(Records)
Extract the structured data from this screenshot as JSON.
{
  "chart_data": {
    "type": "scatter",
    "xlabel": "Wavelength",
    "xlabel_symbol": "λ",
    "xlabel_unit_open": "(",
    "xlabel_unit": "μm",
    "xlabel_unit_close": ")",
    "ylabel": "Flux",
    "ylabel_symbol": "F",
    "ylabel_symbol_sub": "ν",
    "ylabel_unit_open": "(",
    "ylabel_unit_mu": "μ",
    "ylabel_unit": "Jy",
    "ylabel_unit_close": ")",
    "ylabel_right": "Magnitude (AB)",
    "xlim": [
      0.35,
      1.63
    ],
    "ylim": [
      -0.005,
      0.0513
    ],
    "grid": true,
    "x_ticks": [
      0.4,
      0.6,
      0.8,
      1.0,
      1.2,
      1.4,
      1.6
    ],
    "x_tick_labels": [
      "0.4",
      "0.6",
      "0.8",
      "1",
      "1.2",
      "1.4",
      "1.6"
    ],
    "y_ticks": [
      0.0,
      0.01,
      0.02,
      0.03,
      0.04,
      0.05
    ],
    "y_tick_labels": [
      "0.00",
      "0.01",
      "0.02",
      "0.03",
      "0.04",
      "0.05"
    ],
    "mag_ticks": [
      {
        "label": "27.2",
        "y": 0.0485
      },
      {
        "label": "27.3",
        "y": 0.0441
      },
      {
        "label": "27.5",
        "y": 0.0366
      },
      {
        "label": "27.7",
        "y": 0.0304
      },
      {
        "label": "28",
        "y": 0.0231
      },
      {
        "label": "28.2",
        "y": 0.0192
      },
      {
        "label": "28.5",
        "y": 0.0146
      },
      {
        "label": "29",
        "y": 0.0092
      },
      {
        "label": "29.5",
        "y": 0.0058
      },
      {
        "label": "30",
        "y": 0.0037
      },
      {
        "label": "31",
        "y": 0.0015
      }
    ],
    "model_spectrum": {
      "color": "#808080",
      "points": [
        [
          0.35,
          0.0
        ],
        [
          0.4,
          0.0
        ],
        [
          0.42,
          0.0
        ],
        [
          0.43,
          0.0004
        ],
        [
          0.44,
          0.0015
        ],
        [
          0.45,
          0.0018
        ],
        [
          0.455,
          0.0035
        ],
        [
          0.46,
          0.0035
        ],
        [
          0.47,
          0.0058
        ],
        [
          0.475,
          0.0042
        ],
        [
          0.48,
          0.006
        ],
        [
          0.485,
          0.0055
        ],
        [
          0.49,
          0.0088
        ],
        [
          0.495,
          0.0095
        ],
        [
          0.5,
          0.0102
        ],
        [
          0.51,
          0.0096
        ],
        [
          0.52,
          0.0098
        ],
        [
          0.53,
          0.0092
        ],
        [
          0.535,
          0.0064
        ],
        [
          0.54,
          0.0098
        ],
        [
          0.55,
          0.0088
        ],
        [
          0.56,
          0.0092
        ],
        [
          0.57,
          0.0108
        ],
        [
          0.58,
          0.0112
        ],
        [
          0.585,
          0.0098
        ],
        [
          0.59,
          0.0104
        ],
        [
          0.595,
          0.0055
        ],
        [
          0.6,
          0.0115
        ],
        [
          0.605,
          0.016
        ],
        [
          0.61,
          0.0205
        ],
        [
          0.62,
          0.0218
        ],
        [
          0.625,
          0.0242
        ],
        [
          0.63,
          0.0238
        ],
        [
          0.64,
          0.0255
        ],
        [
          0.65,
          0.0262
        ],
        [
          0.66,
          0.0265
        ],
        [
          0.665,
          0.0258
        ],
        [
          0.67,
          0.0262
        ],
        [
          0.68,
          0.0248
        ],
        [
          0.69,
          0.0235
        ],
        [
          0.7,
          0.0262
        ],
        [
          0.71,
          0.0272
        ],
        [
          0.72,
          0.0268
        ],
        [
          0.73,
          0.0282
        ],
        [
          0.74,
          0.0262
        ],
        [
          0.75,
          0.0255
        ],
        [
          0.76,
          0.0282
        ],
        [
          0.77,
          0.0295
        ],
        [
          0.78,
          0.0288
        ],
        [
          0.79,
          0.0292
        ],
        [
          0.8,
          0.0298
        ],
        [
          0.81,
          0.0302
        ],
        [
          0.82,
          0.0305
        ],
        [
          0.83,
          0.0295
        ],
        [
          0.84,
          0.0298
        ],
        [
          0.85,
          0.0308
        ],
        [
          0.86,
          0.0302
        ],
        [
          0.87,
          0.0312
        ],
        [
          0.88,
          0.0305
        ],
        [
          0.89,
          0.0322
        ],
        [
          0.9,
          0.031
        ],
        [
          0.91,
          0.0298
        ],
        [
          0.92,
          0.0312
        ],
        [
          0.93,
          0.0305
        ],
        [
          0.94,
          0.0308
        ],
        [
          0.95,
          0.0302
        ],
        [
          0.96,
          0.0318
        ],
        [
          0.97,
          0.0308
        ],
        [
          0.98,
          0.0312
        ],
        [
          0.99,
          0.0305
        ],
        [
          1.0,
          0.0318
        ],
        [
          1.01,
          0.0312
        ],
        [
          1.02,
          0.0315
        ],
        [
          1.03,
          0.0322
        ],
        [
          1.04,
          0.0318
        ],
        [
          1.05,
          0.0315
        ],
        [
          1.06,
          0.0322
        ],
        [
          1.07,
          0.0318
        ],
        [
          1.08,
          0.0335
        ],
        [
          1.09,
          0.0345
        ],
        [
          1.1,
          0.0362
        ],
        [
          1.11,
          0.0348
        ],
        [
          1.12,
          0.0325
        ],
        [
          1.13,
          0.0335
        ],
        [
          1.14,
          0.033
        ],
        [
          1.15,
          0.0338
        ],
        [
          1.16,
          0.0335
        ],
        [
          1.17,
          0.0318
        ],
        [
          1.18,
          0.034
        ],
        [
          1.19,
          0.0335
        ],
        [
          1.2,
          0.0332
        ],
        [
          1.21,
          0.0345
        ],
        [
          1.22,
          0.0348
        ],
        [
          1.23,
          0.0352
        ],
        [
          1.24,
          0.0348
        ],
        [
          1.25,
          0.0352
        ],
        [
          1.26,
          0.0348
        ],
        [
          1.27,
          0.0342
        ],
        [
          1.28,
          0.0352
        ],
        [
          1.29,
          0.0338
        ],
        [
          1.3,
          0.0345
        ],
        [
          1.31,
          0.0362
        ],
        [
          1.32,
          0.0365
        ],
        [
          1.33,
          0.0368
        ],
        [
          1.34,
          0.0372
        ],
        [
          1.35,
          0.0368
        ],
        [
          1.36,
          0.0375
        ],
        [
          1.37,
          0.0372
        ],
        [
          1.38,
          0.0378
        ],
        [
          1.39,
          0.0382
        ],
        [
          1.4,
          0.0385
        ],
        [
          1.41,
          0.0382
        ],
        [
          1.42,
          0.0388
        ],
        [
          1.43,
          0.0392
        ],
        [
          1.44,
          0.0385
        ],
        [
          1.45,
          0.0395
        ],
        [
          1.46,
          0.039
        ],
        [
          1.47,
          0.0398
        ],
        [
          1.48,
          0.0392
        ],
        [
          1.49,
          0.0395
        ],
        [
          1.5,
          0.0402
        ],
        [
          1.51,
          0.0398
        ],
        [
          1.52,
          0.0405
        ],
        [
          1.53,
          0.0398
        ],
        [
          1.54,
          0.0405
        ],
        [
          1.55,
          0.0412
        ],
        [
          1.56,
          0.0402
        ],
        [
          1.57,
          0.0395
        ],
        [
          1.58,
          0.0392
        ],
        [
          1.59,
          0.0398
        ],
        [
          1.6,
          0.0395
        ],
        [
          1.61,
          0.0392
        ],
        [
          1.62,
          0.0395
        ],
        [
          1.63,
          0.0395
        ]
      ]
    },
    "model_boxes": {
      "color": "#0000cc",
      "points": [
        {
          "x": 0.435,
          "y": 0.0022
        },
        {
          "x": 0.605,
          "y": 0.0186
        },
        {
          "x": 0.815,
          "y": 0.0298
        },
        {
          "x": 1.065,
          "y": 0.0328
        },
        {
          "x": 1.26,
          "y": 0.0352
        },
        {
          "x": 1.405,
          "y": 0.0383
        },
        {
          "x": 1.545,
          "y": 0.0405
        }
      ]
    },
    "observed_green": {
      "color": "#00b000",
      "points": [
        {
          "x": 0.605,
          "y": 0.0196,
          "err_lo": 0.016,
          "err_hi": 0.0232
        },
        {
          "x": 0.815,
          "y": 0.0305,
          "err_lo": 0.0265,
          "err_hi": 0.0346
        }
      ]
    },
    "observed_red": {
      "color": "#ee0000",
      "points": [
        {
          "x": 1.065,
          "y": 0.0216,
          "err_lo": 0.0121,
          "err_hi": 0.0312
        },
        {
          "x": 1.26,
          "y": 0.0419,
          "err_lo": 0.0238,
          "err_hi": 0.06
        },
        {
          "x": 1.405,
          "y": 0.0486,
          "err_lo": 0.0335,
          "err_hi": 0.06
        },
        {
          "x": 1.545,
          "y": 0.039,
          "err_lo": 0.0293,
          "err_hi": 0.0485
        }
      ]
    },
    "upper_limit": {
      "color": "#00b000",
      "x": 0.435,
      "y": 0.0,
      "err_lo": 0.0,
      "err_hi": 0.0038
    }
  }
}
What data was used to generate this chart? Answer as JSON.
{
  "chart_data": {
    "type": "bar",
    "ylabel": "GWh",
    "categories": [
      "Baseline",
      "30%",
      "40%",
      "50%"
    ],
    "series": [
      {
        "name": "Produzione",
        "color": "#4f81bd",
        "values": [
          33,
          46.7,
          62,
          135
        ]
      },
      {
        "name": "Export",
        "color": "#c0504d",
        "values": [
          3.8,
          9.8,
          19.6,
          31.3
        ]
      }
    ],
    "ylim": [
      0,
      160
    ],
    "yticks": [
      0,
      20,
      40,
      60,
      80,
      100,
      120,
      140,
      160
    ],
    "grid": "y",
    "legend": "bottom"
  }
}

● Stated task: Each line from the one containing "What data was" to the end of the listing above should be copied exactly, and nothing else.

● Problem solution:
What data was used to generate this chart? Answer as JSON.
{
  "chart_data": {
    "type": "bar",
    "ylabel": "GWh",
    "categories": [
      "Baseline",
      "30%",
      "40%",
      "50%"
    ],
    "series": [
      {
        "name": "Produzione",
        "color": "#4f81bd",
        "values": [
          33,
          46.7,
          62,
          135
        ]
      },
      {
        "name": "Export",
        "color": "#c0504d",
        "values": [
          3.8,
          9.8,
          19.6,
          31.3
        ]
      }
    ],
    "ylim": [
      0,
      160
    ],
    "yticks": [
      0,
      20,
      40,
      60,
      80,
      100,
      120,
      140,
      160
    ],
    "grid": "y",
    "legend": "bottom"
  }
}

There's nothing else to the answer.